* Written exercise: Look for the string "this" in every line, and copy each line that has it.

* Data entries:
════════════════
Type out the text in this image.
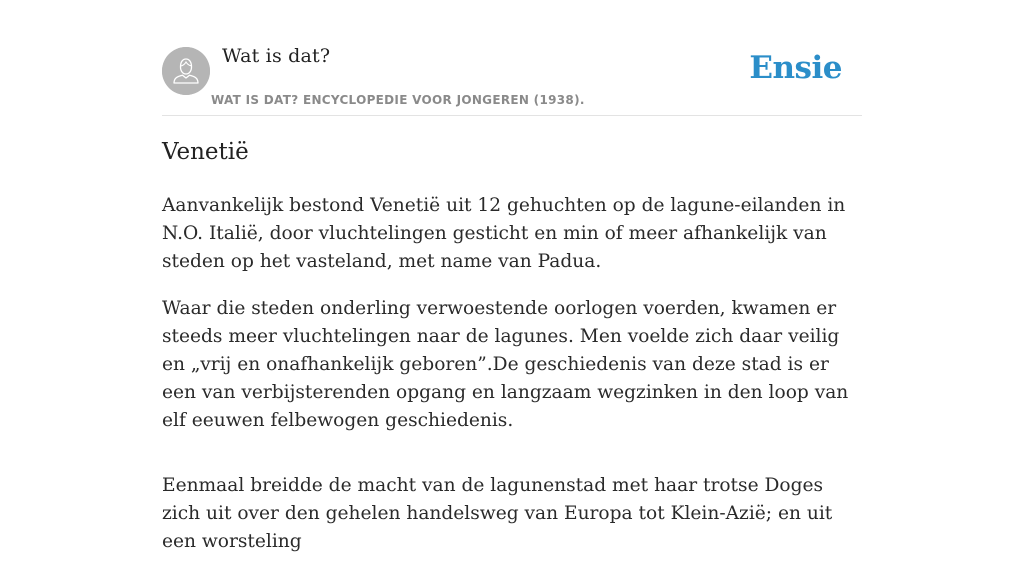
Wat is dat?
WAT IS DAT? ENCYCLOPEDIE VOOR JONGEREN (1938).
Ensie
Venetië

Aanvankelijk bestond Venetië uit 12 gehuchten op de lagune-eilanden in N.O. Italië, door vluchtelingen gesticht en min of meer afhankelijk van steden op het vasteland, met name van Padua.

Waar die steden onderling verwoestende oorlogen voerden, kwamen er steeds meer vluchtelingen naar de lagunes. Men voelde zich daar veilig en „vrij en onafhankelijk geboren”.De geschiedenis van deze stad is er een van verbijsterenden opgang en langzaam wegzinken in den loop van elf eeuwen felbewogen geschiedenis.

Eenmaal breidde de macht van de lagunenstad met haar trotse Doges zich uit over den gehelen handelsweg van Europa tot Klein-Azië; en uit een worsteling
════════════════
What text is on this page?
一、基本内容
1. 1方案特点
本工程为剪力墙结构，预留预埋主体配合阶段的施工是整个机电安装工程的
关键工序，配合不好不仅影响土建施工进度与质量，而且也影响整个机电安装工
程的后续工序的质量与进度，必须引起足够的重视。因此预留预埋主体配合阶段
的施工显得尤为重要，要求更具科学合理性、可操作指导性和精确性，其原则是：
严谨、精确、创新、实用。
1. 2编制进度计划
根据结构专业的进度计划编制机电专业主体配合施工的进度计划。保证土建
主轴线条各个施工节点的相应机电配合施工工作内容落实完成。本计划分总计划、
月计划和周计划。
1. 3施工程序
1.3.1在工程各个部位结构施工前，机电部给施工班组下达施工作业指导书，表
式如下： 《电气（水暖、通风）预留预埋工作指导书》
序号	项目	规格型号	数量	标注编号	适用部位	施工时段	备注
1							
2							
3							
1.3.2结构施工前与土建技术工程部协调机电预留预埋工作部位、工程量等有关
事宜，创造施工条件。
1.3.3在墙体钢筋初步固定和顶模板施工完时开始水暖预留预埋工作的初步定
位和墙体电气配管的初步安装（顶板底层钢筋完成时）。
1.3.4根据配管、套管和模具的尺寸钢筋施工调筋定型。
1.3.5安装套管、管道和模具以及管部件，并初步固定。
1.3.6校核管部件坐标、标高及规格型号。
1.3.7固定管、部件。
════════════════
* Expected output:
Type out the text in this image.
What text is on this page?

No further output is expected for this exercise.